━━━━━ DATA TO USE
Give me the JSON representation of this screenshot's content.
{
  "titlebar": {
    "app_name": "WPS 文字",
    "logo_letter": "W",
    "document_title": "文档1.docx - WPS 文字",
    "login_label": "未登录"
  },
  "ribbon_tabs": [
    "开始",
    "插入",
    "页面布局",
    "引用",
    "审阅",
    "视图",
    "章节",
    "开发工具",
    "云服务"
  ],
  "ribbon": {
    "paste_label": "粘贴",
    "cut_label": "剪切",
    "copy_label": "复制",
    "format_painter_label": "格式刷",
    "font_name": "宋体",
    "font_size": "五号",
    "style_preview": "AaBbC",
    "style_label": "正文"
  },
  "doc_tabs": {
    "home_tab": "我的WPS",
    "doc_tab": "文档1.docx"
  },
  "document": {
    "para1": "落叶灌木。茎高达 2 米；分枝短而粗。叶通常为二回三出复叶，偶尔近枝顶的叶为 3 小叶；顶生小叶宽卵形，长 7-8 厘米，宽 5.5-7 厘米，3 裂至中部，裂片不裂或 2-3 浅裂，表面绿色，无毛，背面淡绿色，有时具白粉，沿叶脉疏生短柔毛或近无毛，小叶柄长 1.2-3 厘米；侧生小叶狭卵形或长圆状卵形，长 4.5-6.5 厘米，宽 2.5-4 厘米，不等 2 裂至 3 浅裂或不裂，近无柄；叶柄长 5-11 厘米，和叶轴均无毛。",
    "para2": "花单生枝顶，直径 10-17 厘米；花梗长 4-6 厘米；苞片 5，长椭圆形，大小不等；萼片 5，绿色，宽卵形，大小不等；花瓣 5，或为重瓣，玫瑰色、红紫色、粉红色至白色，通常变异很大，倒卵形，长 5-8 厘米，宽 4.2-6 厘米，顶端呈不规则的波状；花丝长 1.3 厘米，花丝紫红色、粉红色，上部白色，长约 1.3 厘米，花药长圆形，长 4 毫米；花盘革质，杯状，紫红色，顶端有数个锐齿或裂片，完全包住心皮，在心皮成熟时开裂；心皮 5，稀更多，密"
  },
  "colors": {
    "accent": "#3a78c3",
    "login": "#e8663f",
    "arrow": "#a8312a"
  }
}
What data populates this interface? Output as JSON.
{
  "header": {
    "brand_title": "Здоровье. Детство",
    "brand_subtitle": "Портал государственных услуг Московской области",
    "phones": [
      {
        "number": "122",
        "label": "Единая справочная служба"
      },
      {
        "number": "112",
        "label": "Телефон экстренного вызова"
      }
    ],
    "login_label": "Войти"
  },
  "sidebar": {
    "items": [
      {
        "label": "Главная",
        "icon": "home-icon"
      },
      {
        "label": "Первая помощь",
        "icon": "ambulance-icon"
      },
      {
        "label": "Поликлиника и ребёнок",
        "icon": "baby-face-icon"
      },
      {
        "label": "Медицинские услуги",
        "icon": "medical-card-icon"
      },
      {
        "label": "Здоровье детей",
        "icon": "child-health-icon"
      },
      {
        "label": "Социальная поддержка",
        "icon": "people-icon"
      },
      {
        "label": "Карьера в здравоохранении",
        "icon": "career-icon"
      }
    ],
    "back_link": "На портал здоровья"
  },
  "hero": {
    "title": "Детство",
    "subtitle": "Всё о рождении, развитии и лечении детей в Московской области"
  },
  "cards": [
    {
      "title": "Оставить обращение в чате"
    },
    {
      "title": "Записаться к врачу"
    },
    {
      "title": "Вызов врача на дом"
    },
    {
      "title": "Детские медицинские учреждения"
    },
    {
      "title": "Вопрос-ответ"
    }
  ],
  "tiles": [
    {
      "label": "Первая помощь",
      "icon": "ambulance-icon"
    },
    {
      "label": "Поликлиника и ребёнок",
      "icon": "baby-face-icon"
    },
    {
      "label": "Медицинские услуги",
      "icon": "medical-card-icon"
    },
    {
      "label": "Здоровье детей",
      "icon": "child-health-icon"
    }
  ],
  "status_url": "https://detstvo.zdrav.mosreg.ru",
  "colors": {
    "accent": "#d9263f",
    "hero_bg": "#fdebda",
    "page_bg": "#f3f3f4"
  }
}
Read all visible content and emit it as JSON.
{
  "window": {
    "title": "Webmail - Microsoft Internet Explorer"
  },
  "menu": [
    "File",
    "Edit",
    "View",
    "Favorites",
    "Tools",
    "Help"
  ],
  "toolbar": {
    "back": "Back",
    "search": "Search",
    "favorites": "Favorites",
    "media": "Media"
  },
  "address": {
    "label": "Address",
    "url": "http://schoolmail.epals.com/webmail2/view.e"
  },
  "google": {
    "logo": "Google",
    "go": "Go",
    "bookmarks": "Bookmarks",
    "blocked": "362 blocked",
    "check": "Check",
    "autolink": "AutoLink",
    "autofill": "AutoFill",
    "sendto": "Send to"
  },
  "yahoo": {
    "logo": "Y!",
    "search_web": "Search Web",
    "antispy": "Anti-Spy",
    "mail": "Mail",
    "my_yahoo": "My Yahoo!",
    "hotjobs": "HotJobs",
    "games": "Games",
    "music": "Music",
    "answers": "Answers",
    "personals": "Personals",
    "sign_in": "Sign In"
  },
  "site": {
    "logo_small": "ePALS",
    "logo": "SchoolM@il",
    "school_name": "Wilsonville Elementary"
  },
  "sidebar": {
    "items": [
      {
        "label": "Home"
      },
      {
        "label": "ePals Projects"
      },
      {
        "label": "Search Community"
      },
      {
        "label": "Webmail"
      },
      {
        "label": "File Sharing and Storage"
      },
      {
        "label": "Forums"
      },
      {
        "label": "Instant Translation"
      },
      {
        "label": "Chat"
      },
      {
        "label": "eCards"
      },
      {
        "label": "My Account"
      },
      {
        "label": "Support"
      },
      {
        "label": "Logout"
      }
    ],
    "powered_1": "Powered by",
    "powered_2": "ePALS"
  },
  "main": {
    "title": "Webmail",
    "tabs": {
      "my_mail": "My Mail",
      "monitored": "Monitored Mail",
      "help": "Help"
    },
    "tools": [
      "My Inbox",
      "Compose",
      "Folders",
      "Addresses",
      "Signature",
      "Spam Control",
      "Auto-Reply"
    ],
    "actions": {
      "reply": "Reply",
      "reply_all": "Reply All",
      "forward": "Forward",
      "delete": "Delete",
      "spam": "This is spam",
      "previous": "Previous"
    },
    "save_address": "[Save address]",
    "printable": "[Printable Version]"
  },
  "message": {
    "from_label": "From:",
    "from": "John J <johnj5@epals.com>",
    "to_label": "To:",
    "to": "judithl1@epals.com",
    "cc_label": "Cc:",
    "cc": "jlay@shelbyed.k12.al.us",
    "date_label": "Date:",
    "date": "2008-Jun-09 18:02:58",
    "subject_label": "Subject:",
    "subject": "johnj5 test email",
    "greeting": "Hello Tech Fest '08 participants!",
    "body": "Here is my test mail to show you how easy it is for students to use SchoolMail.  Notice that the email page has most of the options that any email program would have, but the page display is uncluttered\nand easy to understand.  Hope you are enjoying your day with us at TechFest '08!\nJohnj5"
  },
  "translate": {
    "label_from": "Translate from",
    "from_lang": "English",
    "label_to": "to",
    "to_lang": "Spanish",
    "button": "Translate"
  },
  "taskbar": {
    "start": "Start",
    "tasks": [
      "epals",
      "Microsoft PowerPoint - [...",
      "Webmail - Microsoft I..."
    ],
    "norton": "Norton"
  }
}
━━━━━━━━━━
**WHAT IS ASKED:** Pick out the lines above that hold the string "test" and show them.

**ANSWER FOR THIS EXERCISE:**
    "subject": "johnj5 test email",
    "body": "Here is my test mail to show you how easy it is for students to use SchoolMail.  Notice that the email page has most of the options that any email program would have, but the page display is uncluttered\nand easy to understand.  Hope you are enjoying your day with us at TechFest '08!\nJohnj5"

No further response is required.